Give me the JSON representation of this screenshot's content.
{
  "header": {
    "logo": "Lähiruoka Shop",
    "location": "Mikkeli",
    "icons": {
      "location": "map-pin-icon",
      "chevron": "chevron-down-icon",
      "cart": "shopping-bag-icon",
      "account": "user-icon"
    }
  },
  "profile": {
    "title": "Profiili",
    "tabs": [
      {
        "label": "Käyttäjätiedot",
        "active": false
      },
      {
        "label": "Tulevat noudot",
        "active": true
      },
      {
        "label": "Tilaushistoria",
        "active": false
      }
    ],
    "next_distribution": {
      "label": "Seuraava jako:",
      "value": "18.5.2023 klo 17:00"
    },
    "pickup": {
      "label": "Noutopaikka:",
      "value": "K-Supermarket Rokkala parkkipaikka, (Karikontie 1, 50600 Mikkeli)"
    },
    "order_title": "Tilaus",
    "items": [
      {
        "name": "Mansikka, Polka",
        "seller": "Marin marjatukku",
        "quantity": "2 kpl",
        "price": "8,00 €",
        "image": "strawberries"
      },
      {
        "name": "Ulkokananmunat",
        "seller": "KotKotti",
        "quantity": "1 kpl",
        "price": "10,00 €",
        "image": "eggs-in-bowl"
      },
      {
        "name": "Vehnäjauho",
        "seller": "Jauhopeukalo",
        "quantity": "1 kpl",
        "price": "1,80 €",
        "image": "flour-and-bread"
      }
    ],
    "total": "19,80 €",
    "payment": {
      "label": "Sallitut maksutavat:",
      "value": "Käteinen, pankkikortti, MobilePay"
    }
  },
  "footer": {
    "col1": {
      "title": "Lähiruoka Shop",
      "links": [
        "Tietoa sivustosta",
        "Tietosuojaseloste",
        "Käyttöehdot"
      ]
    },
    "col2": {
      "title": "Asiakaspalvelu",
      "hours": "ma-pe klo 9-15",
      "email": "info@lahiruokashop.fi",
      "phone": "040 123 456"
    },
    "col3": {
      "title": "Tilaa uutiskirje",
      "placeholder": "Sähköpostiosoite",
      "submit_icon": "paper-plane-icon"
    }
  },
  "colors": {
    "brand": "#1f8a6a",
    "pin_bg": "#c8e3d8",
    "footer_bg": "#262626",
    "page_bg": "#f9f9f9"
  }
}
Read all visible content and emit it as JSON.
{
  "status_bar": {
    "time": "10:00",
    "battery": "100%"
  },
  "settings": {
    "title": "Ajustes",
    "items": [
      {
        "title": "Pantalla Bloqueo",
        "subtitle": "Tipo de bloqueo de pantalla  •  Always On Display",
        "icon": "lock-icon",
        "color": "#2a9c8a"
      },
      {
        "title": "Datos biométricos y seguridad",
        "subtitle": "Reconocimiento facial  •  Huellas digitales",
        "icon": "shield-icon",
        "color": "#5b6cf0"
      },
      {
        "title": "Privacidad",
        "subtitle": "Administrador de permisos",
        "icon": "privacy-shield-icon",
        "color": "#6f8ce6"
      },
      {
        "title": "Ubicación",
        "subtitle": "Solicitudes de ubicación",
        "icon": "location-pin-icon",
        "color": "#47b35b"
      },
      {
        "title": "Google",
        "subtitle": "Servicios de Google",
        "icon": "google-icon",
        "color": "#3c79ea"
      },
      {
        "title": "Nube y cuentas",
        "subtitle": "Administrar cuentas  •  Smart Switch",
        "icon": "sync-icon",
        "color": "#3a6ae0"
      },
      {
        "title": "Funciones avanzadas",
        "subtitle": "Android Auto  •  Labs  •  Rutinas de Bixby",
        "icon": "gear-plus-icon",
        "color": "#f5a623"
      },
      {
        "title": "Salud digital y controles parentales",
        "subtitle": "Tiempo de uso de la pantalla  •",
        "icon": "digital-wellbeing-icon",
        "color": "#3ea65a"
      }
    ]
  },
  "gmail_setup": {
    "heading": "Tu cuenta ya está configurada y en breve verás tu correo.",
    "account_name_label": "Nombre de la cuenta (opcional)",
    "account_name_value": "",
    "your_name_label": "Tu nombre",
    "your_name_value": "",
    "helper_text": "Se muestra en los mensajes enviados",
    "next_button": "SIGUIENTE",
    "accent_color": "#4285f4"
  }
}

________________

■ **AIM**
Every entry must be output again, exactly as written above.

■ **SOLUTION TO THE PROBLEM**
Give me the JSON representation of this screenshot's content.
{
  "header": {
    "logo": "Lähiruoka Shop",
    "location": "Mikkeli",
    "icons": {
      "location": "map-pin-icon",
      "chevron": "chevron-down-icon",
      "cart": "shopping-bag-icon",
      "account": "user-icon"
    }
  },
  "profile": {
    "title": "Profiili",
    "tabs": [
      {
        "label": "Käyttäjätiedot",
        "active": false
      },
      {
        "label": "Tulevat noudot",
        "active": true
      },
      {
        "label": "Tilaushistoria",
        "active": false
      }
    ],
    "next_distribution": {
      "label": "Seuraava jako:",
      "value": "18.5.2023 klo 17:00"
    },
    "pickup": {
      "label": "Noutopaikka:",
      "value": "K-Supermarket Rokkala parkkipaikka, (Karikontie 1, 50600 Mikkeli)"
    },
    "order_title": "Tilaus",
    "items": [
      {
        "name": "Mansikka, Polka",
        "seller": "Marin marjatukku",
        "quantity": "2 kpl",
        "price": "8,00 €",
        "image": "strawberries"
      },
      {
        "name": "Ulkokananmunat",
        "seller": "KotKotti",
        "quantity": "1 kpl",
        "price": "10,00 €",
        "image": "eggs-in-bowl"
      },
      {
        "name": "Vehnäjauho",
        "seller": "Jauhopeukalo",
        "quantity": "1 kpl",
        "price": "1,80 €",
        "image": "flour-and-bread"
      }
    ],
    "total": "19,80 €",
    "payment": {
      "label": "Sallitut maksutavat:",
      "value": "Käteinen, pankkikortti, MobilePay"
    }
  },
  "footer": {
    "col1": {
      "title": "Lähiruoka Shop",
      "links": [
        "Tietoa sivustosta",
        "Tietosuojaseloste",
        "Käyttöehdot"
      ]
    },
    "col2": {
      "title": "Asiakaspalvelu",
      "hours": "ma-pe klo 9-15",
      "email": "info@lahiruokashop.fi",
      "phone": "040 123 456"
    },
    "col3": {
      "title": "Tilaa uutiskirje",
      "placeholder": "Sähköpostiosoite",
      "submit_icon": "paper-plane-icon"
    }
  },
  "colors": {
    "brand": "#1f8a6a",
    "pin_bg": "#c8e3d8",
    "footer_bg": "#262626",
    "page_bg": "#f9f9f9"
  }
}
Read all visible content and emit it as JSON.
{
  "status_bar": {
    "time": "10:00",
    "battery": "100%"
  },
  "settings": {
    "title": "Ajustes",
    "items": [
      {
        "title": "Pantalla Bloqueo",
        "subtitle": "Tipo de bloqueo de pantalla  •  Always On Display",
        "icon": "lock-icon",
        "color": "#2a9c8a"
      },
      {
        "title": "Datos biométricos y seguridad",
        "subtitle": "Reconocimiento facial  •  Huellas digitales",
        "icon": "shield-icon",
        "color": "#5b6cf0"
      },
      {
        "title": "Privacidad",
        "subtitle": "Administrador de permisos",
        "icon": "privacy-shield-icon",
        "color": "#6f8ce6"
      },
      {
        "title": "Ubicación",
        "subtitle": "Solicitudes de ubicación",
        "icon": "location-pin-icon",
        "color": "#47b35b"
      },
      {
        "title": "Google",
        "subtitle": "Servicios de Google",
        "icon": "google-icon",
        "color": "#3c79ea"
      },
      {
        "title": "Nube y cuentas",
        "subtitle": "Administrar cuentas  •  Smart Switch",
        "icon": "sync-icon",
        "color": "#3a6ae0"
      },
      {
        "title": "Funciones avanzadas",
        "subtitle": "Android Auto  •  Labs  •  Rutinas de Bixby",
        "icon": "gear-plus-icon",
        "color": "#f5a623"
      },
      {
        "title": "Salud digital y controles parentales",
        "subtitle": "Tiempo de uso de la pantalla  •",
        "icon": "digital-wellbeing-icon",
        "color": "#3ea65a"
      }
    ]
  },
  "gmail_setup": {
    "heading": "Tu cuenta ya está configurada y en breve verás tu correo.",
    "account_name_label": "Nombre de la cuenta (opcional)",
    "account_name_value": "",
    "your_name_label": "Tu nombre",
    "your_name_value": "",
    "helper_text": "Se muestra en los mensajes enviados",
    "next_button": "SIGUIENTE",
    "accent_color": "#4285f4"
  }
}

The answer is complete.